* [Exercise prompt] Locate the word "基本介绍" in the entries below, then gather every line that holds it.

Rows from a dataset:
-*-*-

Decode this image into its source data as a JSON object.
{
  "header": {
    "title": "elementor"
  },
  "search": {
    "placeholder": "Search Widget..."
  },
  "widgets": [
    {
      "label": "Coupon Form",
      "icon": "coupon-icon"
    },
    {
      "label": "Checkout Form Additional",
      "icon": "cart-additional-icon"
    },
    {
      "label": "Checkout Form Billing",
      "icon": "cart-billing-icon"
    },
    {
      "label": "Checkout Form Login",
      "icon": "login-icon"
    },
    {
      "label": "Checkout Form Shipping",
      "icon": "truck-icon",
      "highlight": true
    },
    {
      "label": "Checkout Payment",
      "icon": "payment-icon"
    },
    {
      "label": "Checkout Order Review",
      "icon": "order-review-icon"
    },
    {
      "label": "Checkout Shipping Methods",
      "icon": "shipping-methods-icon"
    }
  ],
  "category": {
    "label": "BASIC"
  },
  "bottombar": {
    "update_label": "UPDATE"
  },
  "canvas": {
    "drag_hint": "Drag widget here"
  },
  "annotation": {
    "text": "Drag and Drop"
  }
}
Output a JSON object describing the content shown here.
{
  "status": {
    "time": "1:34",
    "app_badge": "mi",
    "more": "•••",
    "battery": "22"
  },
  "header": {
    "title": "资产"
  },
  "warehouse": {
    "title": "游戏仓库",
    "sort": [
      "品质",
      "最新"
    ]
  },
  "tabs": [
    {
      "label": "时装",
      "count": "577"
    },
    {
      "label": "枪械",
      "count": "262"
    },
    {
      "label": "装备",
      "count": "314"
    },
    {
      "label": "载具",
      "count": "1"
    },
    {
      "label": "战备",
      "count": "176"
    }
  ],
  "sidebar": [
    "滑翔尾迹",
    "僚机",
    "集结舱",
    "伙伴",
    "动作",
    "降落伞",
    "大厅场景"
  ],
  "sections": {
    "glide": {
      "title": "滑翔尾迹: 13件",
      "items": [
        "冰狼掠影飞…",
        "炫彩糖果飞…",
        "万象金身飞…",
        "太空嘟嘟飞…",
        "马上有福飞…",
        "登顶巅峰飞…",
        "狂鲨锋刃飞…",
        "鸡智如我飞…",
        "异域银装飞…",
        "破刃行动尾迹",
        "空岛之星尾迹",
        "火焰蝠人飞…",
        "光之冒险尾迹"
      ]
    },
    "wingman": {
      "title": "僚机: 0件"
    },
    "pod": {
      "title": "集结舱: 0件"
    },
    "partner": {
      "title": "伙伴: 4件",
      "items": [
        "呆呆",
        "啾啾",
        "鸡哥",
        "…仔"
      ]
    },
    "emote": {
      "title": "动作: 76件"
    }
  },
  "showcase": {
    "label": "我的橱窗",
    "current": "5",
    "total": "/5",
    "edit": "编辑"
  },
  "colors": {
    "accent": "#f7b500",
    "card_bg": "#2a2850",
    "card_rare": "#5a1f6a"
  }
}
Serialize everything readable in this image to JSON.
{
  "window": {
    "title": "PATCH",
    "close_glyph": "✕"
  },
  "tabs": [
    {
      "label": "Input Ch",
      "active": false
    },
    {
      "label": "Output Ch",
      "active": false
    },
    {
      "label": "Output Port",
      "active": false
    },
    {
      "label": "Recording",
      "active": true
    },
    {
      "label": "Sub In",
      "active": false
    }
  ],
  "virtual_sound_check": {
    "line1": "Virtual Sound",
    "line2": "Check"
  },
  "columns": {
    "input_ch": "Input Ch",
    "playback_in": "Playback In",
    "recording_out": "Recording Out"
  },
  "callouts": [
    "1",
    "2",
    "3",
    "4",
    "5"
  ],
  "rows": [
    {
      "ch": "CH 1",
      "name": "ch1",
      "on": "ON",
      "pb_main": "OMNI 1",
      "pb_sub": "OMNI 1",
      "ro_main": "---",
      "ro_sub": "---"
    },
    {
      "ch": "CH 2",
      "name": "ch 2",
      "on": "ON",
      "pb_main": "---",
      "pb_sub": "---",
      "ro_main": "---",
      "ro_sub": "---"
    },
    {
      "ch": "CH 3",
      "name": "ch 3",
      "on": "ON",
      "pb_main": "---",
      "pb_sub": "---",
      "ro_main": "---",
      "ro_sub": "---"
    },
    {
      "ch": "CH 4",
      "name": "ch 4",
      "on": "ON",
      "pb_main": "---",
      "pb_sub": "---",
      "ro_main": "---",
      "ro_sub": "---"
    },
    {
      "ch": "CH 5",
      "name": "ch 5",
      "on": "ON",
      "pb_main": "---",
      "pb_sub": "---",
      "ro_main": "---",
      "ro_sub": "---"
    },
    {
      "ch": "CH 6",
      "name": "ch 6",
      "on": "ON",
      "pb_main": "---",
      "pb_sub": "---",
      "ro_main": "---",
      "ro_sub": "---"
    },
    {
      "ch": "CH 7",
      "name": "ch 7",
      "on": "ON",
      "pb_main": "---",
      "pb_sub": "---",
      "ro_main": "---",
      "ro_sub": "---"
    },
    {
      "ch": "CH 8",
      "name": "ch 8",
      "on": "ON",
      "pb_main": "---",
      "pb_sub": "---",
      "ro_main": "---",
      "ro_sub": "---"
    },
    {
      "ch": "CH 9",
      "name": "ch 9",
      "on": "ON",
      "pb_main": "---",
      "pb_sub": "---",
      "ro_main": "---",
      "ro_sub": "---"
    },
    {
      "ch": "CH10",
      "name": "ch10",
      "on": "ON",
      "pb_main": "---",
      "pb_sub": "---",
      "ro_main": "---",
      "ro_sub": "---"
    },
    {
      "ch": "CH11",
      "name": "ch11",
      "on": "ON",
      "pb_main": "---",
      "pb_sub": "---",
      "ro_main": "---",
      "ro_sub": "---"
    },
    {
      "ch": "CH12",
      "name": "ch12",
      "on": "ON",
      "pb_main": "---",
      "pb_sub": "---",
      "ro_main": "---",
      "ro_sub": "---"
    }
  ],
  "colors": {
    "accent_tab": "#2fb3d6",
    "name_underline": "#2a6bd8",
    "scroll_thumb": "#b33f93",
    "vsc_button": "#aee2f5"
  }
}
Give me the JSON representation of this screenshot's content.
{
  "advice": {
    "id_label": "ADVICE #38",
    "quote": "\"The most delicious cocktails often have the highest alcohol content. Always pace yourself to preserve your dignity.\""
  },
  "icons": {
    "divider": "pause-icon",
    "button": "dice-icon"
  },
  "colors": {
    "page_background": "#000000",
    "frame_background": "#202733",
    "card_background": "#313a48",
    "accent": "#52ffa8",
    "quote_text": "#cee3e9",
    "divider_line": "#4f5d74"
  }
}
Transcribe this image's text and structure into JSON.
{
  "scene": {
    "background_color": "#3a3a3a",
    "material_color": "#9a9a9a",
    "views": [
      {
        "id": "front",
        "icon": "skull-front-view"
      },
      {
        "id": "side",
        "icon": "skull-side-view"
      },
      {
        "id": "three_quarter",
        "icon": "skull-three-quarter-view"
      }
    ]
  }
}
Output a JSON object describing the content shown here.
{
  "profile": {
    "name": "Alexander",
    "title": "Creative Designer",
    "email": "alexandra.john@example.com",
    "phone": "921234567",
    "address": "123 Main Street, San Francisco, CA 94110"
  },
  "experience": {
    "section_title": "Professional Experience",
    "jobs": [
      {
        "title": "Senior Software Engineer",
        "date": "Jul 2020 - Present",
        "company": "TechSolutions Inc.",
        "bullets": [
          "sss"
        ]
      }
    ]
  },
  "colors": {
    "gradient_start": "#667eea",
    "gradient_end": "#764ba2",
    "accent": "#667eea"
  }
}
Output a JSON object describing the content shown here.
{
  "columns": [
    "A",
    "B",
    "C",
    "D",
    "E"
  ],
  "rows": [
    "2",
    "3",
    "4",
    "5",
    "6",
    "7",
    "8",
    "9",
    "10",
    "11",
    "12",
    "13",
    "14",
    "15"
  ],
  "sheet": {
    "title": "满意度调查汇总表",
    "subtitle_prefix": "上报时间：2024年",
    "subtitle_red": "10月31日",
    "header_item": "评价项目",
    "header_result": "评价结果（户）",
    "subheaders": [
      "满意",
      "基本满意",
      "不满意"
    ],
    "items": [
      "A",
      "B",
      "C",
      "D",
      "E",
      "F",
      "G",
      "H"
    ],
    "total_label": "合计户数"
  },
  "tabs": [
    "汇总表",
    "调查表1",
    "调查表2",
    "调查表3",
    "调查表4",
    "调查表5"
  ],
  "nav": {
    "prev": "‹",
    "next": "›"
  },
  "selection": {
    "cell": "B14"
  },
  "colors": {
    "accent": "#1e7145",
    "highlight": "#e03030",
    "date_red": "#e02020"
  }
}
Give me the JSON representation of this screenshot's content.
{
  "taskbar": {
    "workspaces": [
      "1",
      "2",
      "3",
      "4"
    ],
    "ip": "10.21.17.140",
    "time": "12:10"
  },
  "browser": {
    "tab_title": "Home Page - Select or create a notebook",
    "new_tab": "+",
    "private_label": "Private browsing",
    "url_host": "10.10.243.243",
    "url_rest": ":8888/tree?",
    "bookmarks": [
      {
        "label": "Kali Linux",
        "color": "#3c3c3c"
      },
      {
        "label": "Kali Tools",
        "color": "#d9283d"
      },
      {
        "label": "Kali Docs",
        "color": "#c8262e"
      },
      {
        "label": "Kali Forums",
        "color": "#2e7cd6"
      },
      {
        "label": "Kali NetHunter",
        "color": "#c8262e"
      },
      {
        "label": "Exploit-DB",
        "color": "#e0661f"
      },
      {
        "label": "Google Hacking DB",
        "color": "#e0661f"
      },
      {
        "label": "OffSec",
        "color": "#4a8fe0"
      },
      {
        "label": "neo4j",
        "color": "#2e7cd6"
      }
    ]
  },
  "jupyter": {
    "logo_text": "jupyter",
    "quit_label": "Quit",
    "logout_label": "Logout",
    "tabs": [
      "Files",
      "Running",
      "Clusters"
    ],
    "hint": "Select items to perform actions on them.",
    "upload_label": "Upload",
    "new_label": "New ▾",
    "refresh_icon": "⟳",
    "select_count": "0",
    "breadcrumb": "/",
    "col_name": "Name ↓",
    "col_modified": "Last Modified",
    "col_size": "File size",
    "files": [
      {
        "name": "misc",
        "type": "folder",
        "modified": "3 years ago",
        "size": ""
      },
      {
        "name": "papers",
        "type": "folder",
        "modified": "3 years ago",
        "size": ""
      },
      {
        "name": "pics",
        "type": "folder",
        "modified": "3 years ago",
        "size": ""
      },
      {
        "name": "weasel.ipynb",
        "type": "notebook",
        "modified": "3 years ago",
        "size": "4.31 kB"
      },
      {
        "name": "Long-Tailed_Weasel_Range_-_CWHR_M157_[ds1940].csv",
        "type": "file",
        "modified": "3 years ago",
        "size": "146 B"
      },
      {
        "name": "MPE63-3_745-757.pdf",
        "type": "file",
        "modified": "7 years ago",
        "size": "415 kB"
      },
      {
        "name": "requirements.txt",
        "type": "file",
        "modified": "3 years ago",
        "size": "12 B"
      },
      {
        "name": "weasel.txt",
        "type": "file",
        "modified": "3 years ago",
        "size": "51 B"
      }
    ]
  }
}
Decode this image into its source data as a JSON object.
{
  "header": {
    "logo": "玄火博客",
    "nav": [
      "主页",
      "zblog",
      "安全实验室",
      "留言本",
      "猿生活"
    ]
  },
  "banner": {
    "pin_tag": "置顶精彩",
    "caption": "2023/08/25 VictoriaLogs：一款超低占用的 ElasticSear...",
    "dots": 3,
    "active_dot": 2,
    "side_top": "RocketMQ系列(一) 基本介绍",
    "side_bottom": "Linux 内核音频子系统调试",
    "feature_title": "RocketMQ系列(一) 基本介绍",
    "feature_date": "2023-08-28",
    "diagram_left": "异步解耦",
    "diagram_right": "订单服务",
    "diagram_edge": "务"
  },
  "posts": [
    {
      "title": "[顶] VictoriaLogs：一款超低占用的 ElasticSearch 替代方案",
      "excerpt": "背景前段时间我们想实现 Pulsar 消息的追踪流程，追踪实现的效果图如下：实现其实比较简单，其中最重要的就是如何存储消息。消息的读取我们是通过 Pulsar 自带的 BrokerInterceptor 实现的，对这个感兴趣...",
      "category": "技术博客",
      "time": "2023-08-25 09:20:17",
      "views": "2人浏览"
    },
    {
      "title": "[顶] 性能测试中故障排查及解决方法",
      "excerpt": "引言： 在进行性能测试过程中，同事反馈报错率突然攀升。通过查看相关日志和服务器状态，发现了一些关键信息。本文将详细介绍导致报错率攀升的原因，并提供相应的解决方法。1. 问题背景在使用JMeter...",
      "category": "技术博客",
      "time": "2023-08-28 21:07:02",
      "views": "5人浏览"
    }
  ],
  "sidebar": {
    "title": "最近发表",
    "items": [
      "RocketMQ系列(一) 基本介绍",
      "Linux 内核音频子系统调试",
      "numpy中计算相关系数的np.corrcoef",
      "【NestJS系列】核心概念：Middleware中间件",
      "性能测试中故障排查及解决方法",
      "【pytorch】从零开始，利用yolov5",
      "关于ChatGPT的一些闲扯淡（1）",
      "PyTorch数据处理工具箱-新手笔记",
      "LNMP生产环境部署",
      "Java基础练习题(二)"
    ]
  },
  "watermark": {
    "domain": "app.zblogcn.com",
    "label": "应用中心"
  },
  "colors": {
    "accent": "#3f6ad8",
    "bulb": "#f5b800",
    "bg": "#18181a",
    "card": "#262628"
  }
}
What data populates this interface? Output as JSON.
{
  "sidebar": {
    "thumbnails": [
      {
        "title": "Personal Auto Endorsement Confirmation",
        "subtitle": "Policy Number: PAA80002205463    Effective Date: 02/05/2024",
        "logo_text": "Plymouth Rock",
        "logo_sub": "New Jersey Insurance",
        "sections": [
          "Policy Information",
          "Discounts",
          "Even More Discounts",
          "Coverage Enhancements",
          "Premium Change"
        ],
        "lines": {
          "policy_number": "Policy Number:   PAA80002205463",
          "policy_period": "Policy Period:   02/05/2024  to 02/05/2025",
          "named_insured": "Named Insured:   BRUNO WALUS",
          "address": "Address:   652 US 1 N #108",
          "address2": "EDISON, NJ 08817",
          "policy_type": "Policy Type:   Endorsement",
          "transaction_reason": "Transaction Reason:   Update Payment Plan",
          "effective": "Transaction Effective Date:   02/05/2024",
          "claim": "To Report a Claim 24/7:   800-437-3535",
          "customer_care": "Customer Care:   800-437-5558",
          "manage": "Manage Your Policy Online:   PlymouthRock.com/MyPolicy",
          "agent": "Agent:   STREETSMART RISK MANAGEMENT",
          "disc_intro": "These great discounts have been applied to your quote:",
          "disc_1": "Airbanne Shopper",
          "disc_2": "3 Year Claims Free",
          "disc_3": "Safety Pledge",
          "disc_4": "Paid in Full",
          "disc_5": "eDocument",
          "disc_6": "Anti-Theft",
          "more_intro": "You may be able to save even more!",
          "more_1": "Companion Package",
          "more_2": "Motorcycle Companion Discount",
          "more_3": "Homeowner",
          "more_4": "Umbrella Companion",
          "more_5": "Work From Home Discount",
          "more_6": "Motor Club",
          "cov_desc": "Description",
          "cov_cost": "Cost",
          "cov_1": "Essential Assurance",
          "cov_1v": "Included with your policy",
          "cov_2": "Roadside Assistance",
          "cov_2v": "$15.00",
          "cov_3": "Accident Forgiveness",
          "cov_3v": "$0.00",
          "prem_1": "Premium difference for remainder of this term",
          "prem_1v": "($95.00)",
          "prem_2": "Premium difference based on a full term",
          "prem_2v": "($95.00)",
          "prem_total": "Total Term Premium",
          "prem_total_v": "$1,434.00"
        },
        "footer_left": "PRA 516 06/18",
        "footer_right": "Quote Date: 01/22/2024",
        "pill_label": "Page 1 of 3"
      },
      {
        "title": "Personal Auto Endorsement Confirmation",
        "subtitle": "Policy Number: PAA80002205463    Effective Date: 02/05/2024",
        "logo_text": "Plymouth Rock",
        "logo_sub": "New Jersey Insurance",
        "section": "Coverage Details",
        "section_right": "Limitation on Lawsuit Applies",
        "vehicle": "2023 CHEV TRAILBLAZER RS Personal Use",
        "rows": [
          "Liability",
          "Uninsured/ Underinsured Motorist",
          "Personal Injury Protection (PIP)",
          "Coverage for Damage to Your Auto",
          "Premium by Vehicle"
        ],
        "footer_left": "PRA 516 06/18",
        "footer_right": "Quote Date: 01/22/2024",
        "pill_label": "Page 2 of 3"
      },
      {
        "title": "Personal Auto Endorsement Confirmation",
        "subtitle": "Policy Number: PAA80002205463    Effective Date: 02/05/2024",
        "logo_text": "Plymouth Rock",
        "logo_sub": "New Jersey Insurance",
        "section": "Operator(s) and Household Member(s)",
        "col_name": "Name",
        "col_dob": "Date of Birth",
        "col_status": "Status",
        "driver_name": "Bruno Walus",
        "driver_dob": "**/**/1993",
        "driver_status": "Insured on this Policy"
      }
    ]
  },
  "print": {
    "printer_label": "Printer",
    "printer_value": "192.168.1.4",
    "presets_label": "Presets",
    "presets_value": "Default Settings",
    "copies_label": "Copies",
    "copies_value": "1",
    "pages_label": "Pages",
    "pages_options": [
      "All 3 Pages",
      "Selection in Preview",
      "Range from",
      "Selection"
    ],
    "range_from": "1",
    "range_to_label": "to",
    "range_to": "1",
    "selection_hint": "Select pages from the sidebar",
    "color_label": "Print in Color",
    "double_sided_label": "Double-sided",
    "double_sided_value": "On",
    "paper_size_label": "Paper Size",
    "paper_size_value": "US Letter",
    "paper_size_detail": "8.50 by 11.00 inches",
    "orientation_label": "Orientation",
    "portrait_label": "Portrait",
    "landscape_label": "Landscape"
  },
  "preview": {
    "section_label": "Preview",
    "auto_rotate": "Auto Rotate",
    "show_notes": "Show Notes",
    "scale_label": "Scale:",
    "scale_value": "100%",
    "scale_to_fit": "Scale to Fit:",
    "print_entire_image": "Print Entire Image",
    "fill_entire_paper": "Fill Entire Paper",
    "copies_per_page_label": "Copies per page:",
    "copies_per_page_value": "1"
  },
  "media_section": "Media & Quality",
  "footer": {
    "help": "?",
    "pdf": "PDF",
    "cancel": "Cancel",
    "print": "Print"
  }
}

-*-*-

* [Written answer]
    "side_top": "RocketMQ系列(一) 基本介绍",
    "feature_title": "RocketMQ系列(一) 基本介绍",
      "RocketMQ系列(一) 基本介绍",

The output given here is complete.